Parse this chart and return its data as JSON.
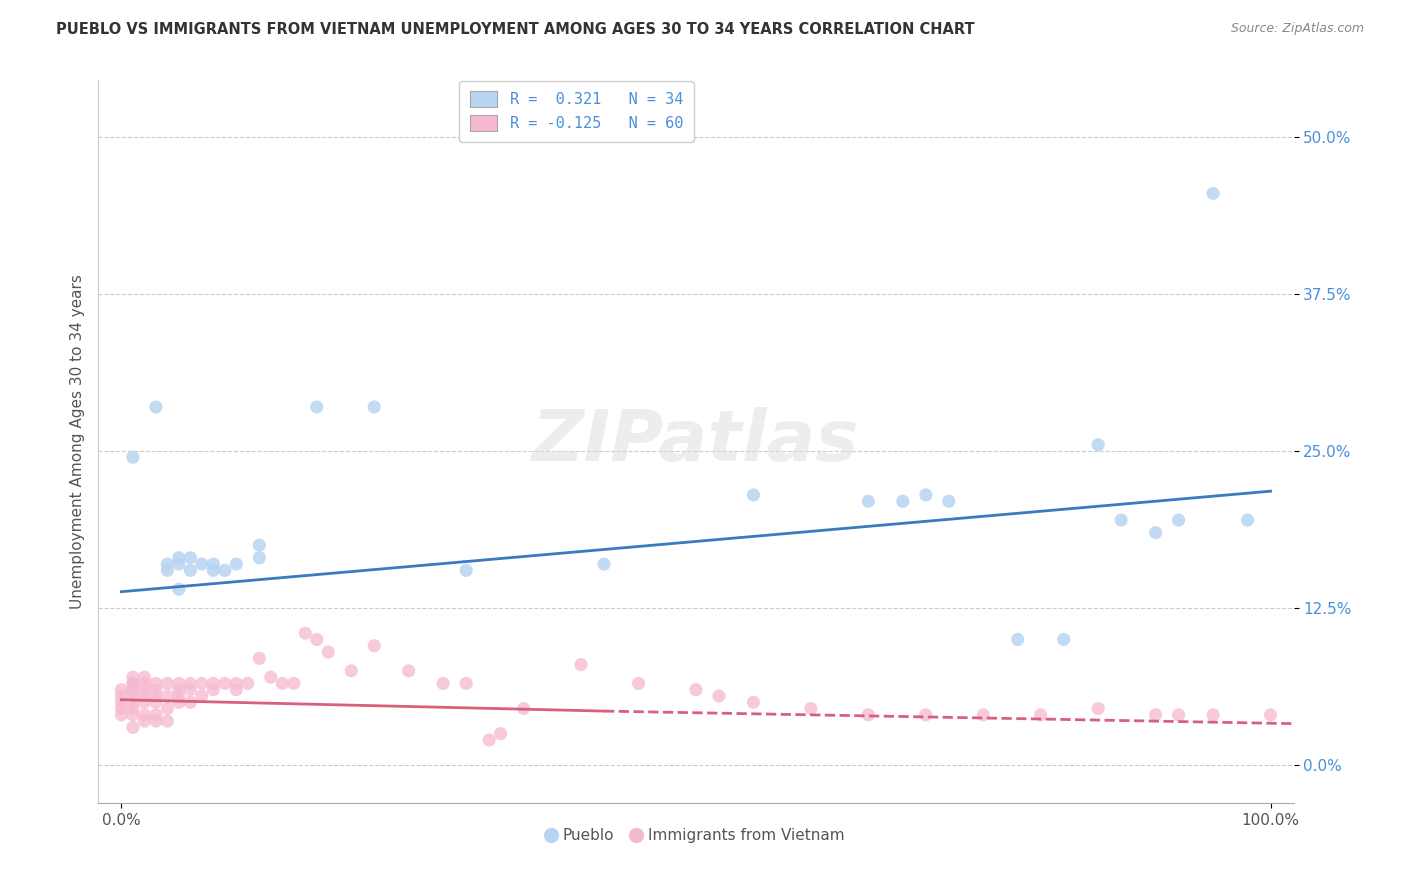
{
  "title": "PUEBLO VS IMMIGRANTS FROM VIETNAM UNEMPLOYMENT AMONG AGES 30 TO 34 YEARS CORRELATION CHART",
  "source": "Source: ZipAtlas.com",
  "ylabel": "Unemployment Among Ages 30 to 34 years",
  "xlim": [
    -0.02,
    1.02
  ],
  "ylim": [
    -0.03,
    0.545
  ],
  "yticks": [
    0.0,
    0.125,
    0.25,
    0.375,
    0.5
  ],
  "ytick_labels": [
    "0.0%",
    "12.5%",
    "25.0%",
    "37.5%",
    "50.0%"
  ],
  "xticks": [
    0.0,
    1.0
  ],
  "xtick_labels": [
    "0.0%",
    "100.0%"
  ],
  "pueblo_color": "#b8d4f0",
  "immigrant_color": "#f5b8d0",
  "trend_blue": "#3a7abf",
  "trend_pink": "#d9607a",
  "pueblo_points": [
    [
      0.01,
      0.245
    ],
    [
      0.03,
      0.285
    ],
    [
      0.04,
      0.155
    ],
    [
      0.04,
      0.16
    ],
    [
      0.05,
      0.14
    ],
    [
      0.05,
      0.16
    ],
    [
      0.05,
      0.165
    ],
    [
      0.06,
      0.155
    ],
    [
      0.06,
      0.165
    ],
    [
      0.07,
      0.16
    ],
    [
      0.08,
      0.155
    ],
    [
      0.08,
      0.16
    ],
    [
      0.09,
      0.155
    ],
    [
      0.1,
      0.16
    ],
    [
      0.12,
      0.165
    ],
    [
      0.12,
      0.175
    ],
    [
      0.17,
      0.285
    ],
    [
      0.22,
      0.285
    ],
    [
      0.3,
      0.155
    ],
    [
      0.42,
      0.16
    ],
    [
      0.55,
      0.215
    ],
    [
      0.65,
      0.21
    ],
    [
      0.68,
      0.21
    ],
    [
      0.7,
      0.215
    ],
    [
      0.72,
      0.21
    ],
    [
      0.78,
      0.1
    ],
    [
      0.82,
      0.1
    ],
    [
      0.85,
      0.255
    ],
    [
      0.87,
      0.195
    ],
    [
      0.9,
      0.185
    ],
    [
      0.92,
      0.195
    ],
    [
      0.95,
      0.455
    ],
    [
      0.98,
      0.195
    ]
  ],
  "immigrant_points": [
    [
      0.0,
      0.055
    ],
    [
      0.0,
      0.06
    ],
    [
      0.0,
      0.05
    ],
    [
      0.0,
      0.04
    ],
    [
      0.0,
      0.045
    ],
    [
      0.01,
      0.065
    ],
    [
      0.01,
      0.06
    ],
    [
      0.01,
      0.055
    ],
    [
      0.01,
      0.06
    ],
    [
      0.01,
      0.065
    ],
    [
      0.01,
      0.07
    ],
    [
      0.01,
      0.04
    ],
    [
      0.01,
      0.03
    ],
    [
      0.01,
      0.05
    ],
    [
      0.01,
      0.045
    ],
    [
      0.02,
      0.07
    ],
    [
      0.02,
      0.065
    ],
    [
      0.02,
      0.06
    ],
    [
      0.02,
      0.055
    ],
    [
      0.02,
      0.05
    ],
    [
      0.02,
      0.04
    ],
    [
      0.02,
      0.035
    ],
    [
      0.03,
      0.065
    ],
    [
      0.03,
      0.06
    ],
    [
      0.03,
      0.055
    ],
    [
      0.03,
      0.05
    ],
    [
      0.03,
      0.04
    ],
    [
      0.03,
      0.035
    ],
    [
      0.04,
      0.065
    ],
    [
      0.04,
      0.055
    ],
    [
      0.04,
      0.045
    ],
    [
      0.04,
      0.035
    ],
    [
      0.05,
      0.065
    ],
    [
      0.05,
      0.06
    ],
    [
      0.05,
      0.055
    ],
    [
      0.05,
      0.05
    ],
    [
      0.06,
      0.065
    ],
    [
      0.06,
      0.06
    ],
    [
      0.06,
      0.05
    ],
    [
      0.07,
      0.065
    ],
    [
      0.07,
      0.055
    ],
    [
      0.08,
      0.065
    ],
    [
      0.08,
      0.06
    ],
    [
      0.09,
      0.065
    ],
    [
      0.1,
      0.065
    ],
    [
      0.1,
      0.06
    ],
    [
      0.11,
      0.065
    ],
    [
      0.12,
      0.085
    ],
    [
      0.13,
      0.07
    ],
    [
      0.14,
      0.065
    ],
    [
      0.15,
      0.065
    ],
    [
      0.16,
      0.105
    ],
    [
      0.17,
      0.1
    ],
    [
      0.18,
      0.09
    ],
    [
      0.2,
      0.075
    ],
    [
      0.22,
      0.095
    ],
    [
      0.25,
      0.075
    ],
    [
      0.28,
      0.065
    ],
    [
      0.3,
      0.065
    ],
    [
      0.32,
      0.02
    ],
    [
      0.33,
      0.025
    ],
    [
      0.35,
      0.045
    ],
    [
      0.4,
      0.08
    ],
    [
      0.45,
      0.065
    ],
    [
      0.5,
      0.06
    ],
    [
      0.52,
      0.055
    ],
    [
      0.55,
      0.05
    ],
    [
      0.6,
      0.045
    ],
    [
      0.65,
      0.04
    ],
    [
      0.7,
      0.04
    ],
    [
      0.75,
      0.04
    ],
    [
      0.8,
      0.04
    ],
    [
      0.85,
      0.045
    ],
    [
      0.9,
      0.04
    ],
    [
      0.92,
      0.04
    ],
    [
      0.95,
      0.04
    ],
    [
      1.0,
      0.04
    ]
  ],
  "blue_trend_x0": 0.0,
  "blue_trend_y0": 0.138,
  "blue_trend_x1": 1.0,
  "blue_trend_y1": 0.218,
  "pink_trend_solid_x0": 0.0,
  "pink_trend_solid_y0": 0.052,
  "pink_trend_solid_x1": 0.42,
  "pink_trend_solid_y1": 0.043,
  "pink_trend_dash_x0": 0.42,
  "pink_trend_dash_y0": 0.043,
  "pink_trend_dash_x1": 1.02,
  "pink_trend_dash_y1": 0.033
}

- _The exercise_
Using the records above, output their complete text exactly, minus any images.

- _Answer to the exercise_
Parse this chart and return its data as JSON.
{
  "title": "PUEBLO VS IMMIGRANTS FROM VIETNAM UNEMPLOYMENT AMONG AGES 30 TO 34 YEARS CORRELATION CHART",
  "source": "Source: ZipAtlas.com",
  "ylabel": "Unemployment Among Ages 30 to 34 years",
  "xlim": [
    -0.02,
    1.02
  ],
  "ylim": [
    -0.03,
    0.545
  ],
  "yticks": [
    0.0,
    0.125,
    0.25,
    0.375,
    0.5
  ],
  "ytick_labels": [
    "0.0%",
    "12.5%",
    "25.0%",
    "37.5%",
    "50.0%"
  ],
  "xticks": [
    0.0,
    1.0
  ],
  "xtick_labels": [
    "0.0%",
    "100.0%"
  ],
  "pueblo_color": "#b8d4f0",
  "immigrant_color": "#f5b8d0",
  "trend_blue": "#3a7abf",
  "trend_pink": "#d9607a",
  "pueblo_points": [
    [
      0.01,
      0.245
    ],
    [
      0.03,
      0.285
    ],
    [
      0.04,
      0.155
    ],
    [
      0.04,
      0.16
    ],
    [
      0.05,
      0.14
    ],
    [
      0.05,
      0.16
    ],
    [
      0.05,
      0.165
    ],
    [
      0.06,
      0.155
    ],
    [
      0.06,
      0.165
    ],
    [
      0.07,
      0.16
    ],
    [
      0.08,
      0.155
    ],
    [
      0.08,
      0.16
    ],
    [
      0.09,
      0.155
    ],
    [
      0.1,
      0.16
    ],
    [
      0.12,
      0.165
    ],
    [
      0.12,
      0.175
    ],
    [
      0.17,
      0.285
    ],
    [
      0.22,
      0.285
    ],
    [
      0.3,
      0.155
    ],
    [
      0.42,
      0.16
    ],
    [
      0.55,
      0.215
    ],
    [
      0.65,
      0.21
    ],
    [
      0.68,
      0.21
    ],
    [
      0.7,
      0.215
    ],
    [
      0.72,
      0.21
    ],
    [
      0.78,
      0.1
    ],
    [
      0.82,
      0.1
    ],
    [
      0.85,
      0.255
    ],
    [
      0.87,
      0.195
    ],
    [
      0.9,
      0.185
    ],
    [
      0.92,
      0.195
    ],
    [
      0.95,
      0.455
    ],
    [
      0.98,
      0.195
    ]
  ],
  "immigrant_points": [
    [
      0.0,
      0.055
    ],
    [
      0.0,
      0.06
    ],
    [
      0.0,
      0.05
    ],
    [
      0.0,
      0.04
    ],
    [
      0.0,
      0.045
    ],
    [
      0.01,
      0.065
    ],
    [
      0.01,
      0.06
    ],
    [
      0.01,
      0.055
    ],
    [
      0.01,
      0.06
    ],
    [
      0.01,
      0.065
    ],
    [
      0.01,
      0.07
    ],
    [
      0.01,
      0.04
    ],
    [
      0.01,
      0.03
    ],
    [
      0.01,
      0.05
    ],
    [
      0.01,
      0.045
    ],
    [
      0.02,
      0.07
    ],
    [
      0.02,
      0.065
    ],
    [
      0.02,
      0.06
    ],
    [
      0.02,
      0.055
    ],
    [
      0.02,
      0.05
    ],
    [
      0.02,
      0.04
    ],
    [
      0.02,
      0.035
    ],
    [
      0.03,
      0.065
    ],
    [
      0.03,
      0.06
    ],
    [
      0.03,
      0.055
    ],
    [
      0.03,
      0.05
    ],
    [
      0.03,
      0.04
    ],
    [
      0.03,
      0.035
    ],
    [
      0.04,
      0.065
    ],
    [
      0.04,
      0.055
    ],
    [
      0.04,
      0.045
    ],
    [
      0.04,
      0.035
    ],
    [
      0.05,
      0.065
    ],
    [
      0.05,
      0.06
    ],
    [
      0.05,
      0.055
    ],
    [
      0.05,
      0.05
    ],
    [
      0.06,
      0.065
    ],
    [
      0.06,
      0.06
    ],
    [
      0.06,
      0.05
    ],
    [
      0.07,
      0.065
    ],
    [
      0.07,
      0.055
    ],
    [
      0.08,
      0.065
    ],
    [
      0.08,
      0.06
    ],
    [
      0.09,
      0.065
    ],
    [
      0.1,
      0.065
    ],
    [
      0.1,
      0.06
    ],
    [
      0.11,
      0.065
    ],
    [
      0.12,
      0.085
    ],
    [
      0.13,
      0.07
    ],
    [
      0.14,
      0.065
    ],
    [
      0.15,
      0.065
    ],
    [
      0.16,
      0.105
    ],
    [
      0.17,
      0.1
    ],
    [
      0.18,
      0.09
    ],
    [
      0.2,
      0.075
    ],
    [
      0.22,
      0.095
    ],
    [
      0.25,
      0.075
    ],
    [
      0.28,
      0.065
    ],
    [
      0.3,
      0.065
    ],
    [
      0.32,
      0.02
    ],
    [
      0.33,
      0.025
    ],
    [
      0.35,
      0.045
    ],
    [
      0.4,
      0.08
    ],
    [
      0.45,
      0.065
    ],
    [
      0.5,
      0.06
    ],
    [
      0.52,
      0.055
    ],
    [
      0.55,
      0.05
    ],
    [
      0.6,
      0.045
    ],
    [
      0.65,
      0.04
    ],
    [
      0.7,
      0.04
    ],
    [
      0.75,
      0.04
    ],
    [
      0.8,
      0.04
    ],
    [
      0.85,
      0.045
    ],
    [
      0.9,
      0.04
    ],
    [
      0.92,
      0.04
    ],
    [
      0.95,
      0.04
    ],
    [
      1.0,
      0.04
    ]
  ],
  "blue_trend_x0": 0.0,
  "blue_trend_y0": 0.138,
  "blue_trend_x1": 1.0,
  "blue_trend_y1": 0.218,
  "pink_trend_solid_x0": 0.0,
  "pink_trend_solid_y0": 0.052,
  "pink_trend_solid_x1": 0.42,
  "pink_trend_solid_y1": 0.043,
  "pink_trend_dash_x0": 0.42,
  "pink_trend_dash_y0": 0.043,
  "pink_trend_dash_x1": 1.02,
  "pink_trend_dash_y1": 0.033
}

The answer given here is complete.